Please state how many lines in the records contain the string "JSON", with no words besides the number.

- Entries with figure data
################

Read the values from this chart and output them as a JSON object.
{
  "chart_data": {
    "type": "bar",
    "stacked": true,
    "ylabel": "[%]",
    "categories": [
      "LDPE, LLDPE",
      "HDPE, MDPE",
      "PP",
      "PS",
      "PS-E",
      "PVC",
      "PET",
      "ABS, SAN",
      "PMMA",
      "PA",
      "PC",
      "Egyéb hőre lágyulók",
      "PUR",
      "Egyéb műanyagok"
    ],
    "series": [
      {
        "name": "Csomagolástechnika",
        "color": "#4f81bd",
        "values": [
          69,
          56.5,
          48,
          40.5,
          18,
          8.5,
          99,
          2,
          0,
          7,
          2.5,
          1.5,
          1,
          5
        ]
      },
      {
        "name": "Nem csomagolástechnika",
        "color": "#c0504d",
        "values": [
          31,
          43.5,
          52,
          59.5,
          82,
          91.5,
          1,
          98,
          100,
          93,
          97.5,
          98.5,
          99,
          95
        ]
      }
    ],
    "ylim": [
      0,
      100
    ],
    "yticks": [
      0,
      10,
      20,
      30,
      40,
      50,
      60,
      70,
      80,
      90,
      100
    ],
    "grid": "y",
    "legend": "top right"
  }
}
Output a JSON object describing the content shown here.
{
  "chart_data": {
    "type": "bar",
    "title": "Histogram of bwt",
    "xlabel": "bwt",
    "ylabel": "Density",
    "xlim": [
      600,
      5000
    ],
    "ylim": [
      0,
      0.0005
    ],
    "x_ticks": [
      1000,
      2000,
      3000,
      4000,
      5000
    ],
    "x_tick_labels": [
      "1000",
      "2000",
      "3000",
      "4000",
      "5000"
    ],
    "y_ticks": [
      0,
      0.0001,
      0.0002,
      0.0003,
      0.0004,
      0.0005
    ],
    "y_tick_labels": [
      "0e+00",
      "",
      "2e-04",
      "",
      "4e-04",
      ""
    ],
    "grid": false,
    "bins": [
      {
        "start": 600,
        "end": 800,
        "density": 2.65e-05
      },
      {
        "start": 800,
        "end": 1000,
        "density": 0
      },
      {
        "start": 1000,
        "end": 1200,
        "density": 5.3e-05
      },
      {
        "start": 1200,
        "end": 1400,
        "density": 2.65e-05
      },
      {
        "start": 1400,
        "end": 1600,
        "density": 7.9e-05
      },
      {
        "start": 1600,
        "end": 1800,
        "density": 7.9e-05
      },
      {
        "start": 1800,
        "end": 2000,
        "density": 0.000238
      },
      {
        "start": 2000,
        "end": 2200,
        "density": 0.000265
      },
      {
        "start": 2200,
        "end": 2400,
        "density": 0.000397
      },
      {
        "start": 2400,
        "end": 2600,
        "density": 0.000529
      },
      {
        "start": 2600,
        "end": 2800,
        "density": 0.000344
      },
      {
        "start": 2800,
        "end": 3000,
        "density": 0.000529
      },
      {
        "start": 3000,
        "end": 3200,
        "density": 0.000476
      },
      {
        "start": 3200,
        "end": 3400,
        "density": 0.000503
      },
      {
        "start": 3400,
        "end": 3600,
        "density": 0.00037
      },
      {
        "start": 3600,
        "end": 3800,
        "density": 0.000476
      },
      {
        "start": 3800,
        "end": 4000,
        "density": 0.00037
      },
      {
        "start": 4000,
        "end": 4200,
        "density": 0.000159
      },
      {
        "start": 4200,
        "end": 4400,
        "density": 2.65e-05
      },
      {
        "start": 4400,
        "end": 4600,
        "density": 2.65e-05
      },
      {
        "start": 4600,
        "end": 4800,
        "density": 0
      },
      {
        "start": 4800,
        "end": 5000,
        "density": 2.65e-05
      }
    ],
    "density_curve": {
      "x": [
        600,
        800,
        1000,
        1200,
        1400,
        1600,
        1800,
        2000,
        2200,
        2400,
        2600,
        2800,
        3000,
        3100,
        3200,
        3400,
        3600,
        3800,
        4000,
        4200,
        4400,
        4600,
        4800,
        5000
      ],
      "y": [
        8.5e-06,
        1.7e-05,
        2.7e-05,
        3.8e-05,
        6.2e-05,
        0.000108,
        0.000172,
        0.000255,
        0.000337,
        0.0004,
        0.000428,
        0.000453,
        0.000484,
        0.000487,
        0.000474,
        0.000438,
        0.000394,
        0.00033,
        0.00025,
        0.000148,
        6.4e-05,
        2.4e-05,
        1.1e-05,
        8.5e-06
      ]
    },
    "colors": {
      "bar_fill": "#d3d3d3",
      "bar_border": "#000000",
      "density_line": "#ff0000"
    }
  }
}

################

- SOLUTION FOR THIS PROBLEM
2